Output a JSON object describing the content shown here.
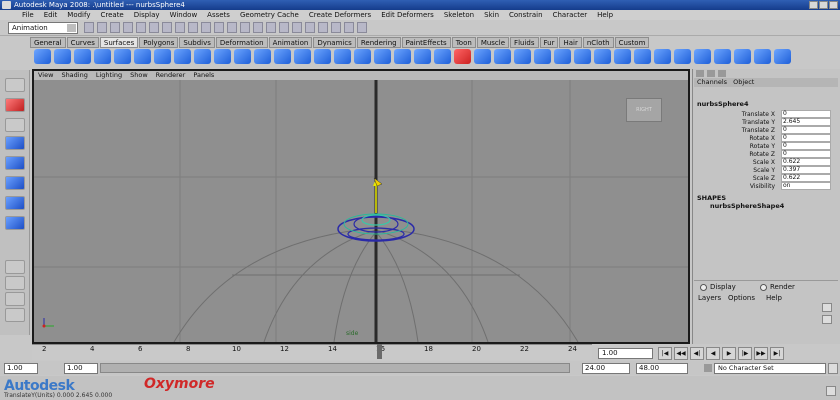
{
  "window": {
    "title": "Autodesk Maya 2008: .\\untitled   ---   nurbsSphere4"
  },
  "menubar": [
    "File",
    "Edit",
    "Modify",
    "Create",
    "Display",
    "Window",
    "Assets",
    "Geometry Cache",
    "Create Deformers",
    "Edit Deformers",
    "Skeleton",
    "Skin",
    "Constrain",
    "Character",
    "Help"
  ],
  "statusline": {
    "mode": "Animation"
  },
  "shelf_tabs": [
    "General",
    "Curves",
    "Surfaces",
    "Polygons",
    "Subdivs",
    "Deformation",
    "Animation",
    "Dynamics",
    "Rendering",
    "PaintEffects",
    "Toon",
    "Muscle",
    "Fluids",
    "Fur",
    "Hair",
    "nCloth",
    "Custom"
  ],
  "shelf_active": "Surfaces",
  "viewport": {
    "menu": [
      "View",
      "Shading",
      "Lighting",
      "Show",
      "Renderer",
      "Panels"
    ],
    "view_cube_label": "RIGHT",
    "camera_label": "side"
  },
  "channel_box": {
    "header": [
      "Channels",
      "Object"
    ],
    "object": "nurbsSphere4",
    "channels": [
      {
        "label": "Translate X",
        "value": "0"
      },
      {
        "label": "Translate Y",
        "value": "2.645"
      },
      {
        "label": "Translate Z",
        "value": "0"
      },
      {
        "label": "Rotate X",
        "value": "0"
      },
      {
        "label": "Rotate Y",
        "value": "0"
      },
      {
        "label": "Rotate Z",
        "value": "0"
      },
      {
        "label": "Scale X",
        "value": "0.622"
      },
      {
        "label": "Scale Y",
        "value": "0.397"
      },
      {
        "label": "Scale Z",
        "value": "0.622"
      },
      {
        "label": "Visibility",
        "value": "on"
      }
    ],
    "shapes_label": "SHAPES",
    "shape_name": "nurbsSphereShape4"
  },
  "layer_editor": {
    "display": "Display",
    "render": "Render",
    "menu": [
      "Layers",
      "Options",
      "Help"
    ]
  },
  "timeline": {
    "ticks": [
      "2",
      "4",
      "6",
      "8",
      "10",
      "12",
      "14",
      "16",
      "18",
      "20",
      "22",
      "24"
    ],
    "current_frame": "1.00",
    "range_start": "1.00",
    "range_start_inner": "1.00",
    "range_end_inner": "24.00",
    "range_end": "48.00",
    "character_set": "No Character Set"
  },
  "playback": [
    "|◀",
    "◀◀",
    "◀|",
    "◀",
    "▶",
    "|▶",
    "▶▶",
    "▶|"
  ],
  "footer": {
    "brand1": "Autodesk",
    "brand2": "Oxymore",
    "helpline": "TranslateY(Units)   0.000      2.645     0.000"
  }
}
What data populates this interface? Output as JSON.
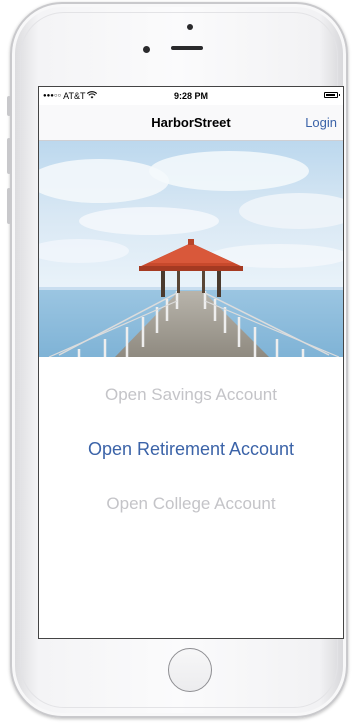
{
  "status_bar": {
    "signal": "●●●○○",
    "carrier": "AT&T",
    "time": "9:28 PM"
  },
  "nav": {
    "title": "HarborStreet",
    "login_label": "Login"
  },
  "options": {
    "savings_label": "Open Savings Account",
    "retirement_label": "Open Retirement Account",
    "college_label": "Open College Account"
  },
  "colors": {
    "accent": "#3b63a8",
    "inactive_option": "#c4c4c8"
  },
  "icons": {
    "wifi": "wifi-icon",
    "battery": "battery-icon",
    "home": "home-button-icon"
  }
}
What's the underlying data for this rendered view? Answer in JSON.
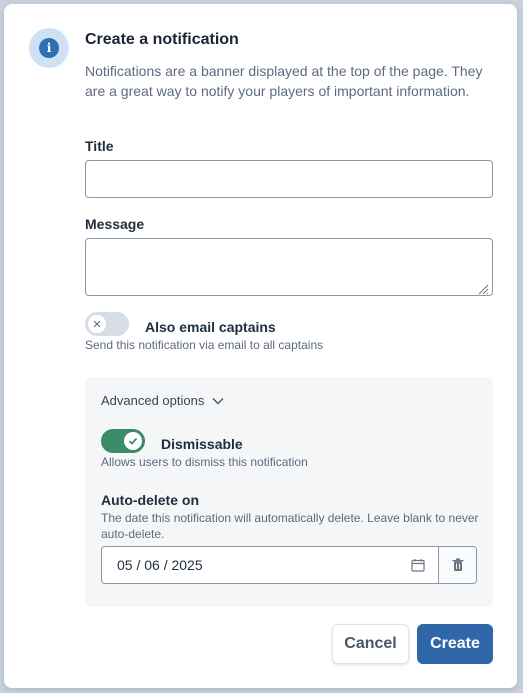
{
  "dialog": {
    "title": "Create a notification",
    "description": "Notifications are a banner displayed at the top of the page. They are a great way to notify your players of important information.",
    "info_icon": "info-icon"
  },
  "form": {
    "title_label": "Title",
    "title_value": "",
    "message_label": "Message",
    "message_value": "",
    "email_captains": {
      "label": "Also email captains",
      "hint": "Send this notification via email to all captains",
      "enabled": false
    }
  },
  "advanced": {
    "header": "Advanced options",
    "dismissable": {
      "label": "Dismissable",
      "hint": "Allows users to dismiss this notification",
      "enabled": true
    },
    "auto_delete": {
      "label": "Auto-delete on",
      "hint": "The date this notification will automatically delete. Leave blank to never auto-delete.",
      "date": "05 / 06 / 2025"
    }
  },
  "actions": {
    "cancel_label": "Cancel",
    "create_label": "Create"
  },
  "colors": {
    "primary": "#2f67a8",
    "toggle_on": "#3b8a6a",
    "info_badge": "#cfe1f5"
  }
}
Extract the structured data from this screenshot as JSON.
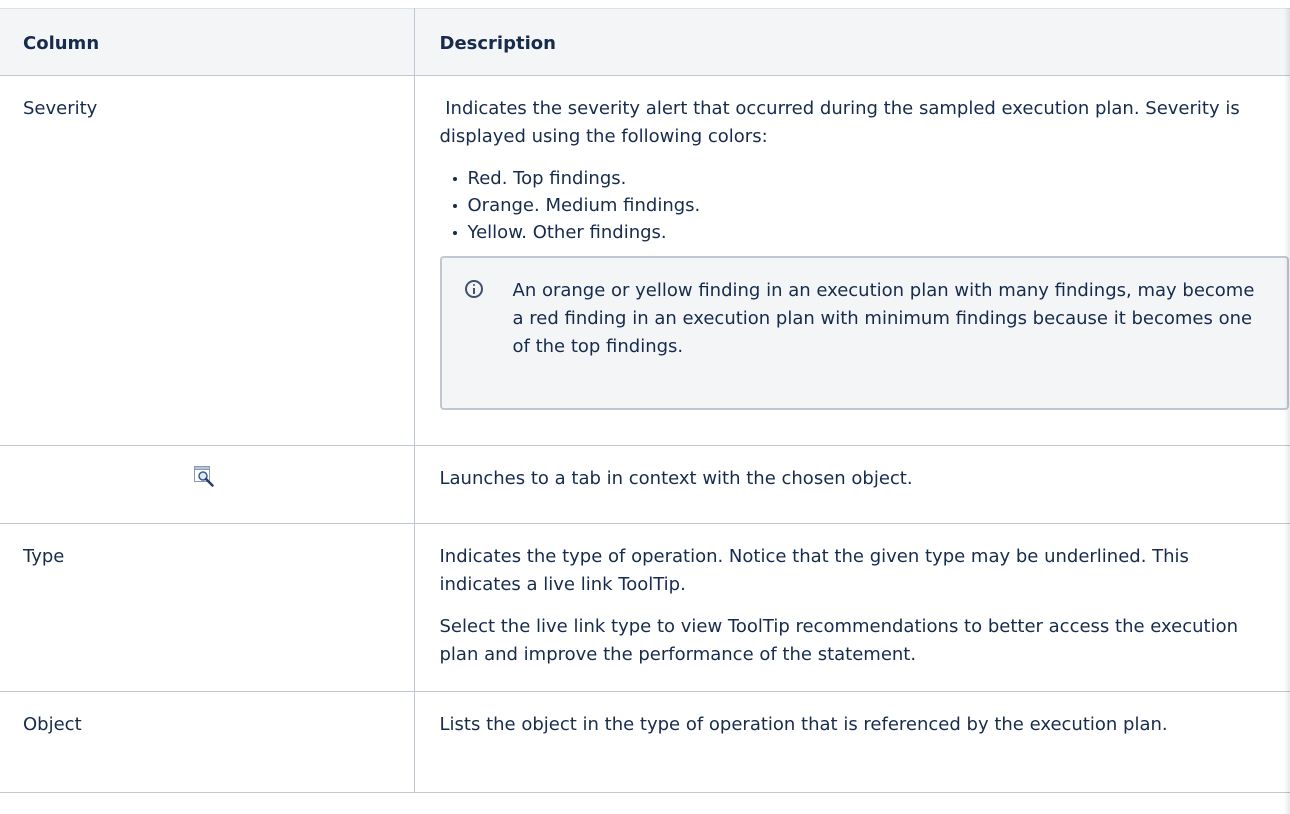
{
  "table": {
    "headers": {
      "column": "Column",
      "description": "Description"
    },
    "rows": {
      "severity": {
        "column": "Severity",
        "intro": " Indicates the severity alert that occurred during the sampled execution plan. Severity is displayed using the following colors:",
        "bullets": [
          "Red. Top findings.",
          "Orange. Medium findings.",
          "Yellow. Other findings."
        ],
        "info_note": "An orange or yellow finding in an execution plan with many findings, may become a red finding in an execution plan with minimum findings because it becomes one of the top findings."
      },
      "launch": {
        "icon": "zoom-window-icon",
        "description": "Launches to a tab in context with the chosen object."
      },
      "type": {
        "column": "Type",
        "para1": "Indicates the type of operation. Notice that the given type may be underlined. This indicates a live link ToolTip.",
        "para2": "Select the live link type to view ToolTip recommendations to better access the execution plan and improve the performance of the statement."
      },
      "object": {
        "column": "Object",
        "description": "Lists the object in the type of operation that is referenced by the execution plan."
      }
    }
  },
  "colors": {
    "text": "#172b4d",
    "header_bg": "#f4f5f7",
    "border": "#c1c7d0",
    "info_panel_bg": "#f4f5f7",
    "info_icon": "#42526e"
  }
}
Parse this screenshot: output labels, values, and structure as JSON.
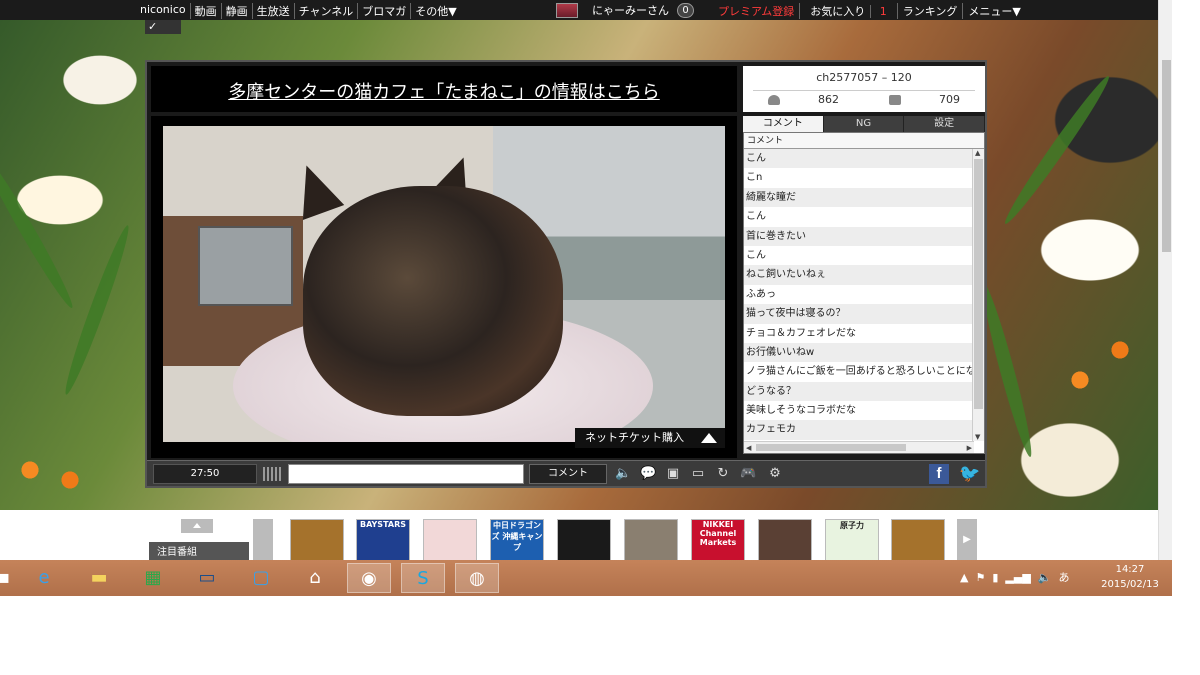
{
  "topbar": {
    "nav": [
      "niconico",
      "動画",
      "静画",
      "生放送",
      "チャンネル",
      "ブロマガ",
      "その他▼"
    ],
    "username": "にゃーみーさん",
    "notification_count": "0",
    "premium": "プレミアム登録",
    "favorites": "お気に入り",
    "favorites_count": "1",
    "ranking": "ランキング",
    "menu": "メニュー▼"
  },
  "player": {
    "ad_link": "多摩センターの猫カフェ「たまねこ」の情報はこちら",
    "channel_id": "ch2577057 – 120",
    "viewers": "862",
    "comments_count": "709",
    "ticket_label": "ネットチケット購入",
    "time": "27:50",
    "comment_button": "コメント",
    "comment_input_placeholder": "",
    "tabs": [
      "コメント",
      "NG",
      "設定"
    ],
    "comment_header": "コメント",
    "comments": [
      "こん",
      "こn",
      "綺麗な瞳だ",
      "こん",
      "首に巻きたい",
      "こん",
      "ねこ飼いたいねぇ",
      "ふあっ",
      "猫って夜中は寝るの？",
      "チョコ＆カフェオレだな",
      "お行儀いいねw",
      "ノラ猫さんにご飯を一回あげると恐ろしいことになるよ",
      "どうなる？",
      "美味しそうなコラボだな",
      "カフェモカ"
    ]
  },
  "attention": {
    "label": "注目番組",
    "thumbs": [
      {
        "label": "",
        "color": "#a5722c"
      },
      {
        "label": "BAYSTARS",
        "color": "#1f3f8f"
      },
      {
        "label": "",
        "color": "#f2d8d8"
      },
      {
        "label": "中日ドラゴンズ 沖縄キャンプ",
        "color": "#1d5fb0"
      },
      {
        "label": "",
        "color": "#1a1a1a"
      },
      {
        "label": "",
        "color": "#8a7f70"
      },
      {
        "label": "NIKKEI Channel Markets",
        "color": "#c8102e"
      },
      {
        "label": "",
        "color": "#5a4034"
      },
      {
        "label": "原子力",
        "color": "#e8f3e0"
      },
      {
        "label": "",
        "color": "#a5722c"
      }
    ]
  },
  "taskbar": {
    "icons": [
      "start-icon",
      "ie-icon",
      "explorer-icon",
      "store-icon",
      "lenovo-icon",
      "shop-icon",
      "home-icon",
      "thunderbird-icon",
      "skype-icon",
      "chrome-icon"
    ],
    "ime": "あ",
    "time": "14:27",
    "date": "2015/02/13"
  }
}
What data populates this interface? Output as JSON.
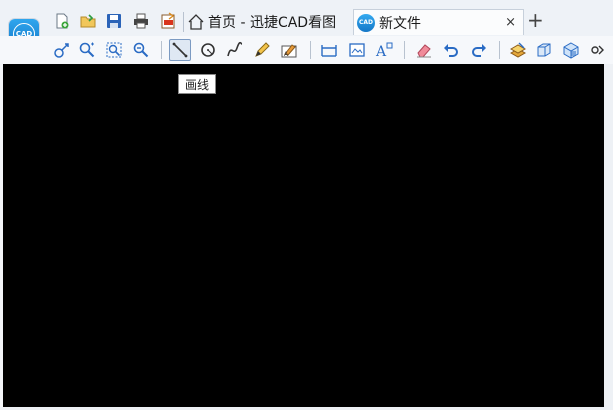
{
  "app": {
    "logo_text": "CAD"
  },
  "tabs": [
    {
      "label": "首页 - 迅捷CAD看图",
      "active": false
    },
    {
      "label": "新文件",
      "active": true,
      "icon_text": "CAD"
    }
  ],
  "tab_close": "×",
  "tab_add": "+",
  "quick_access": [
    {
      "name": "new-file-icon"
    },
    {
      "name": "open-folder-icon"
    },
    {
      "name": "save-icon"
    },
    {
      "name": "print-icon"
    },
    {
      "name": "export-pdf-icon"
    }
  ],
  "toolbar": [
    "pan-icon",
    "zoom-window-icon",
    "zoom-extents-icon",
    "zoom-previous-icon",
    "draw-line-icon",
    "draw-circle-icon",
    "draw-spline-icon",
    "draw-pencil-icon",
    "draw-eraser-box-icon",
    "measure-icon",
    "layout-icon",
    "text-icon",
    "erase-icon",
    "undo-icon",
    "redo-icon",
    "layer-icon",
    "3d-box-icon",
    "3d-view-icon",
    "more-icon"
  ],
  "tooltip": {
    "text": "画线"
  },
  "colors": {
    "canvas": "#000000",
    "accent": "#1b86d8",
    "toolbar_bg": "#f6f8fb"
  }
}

* [Given instruction]: Count the lines of the data that include the string "Scale", and give only that number.

* [Finished task]: 3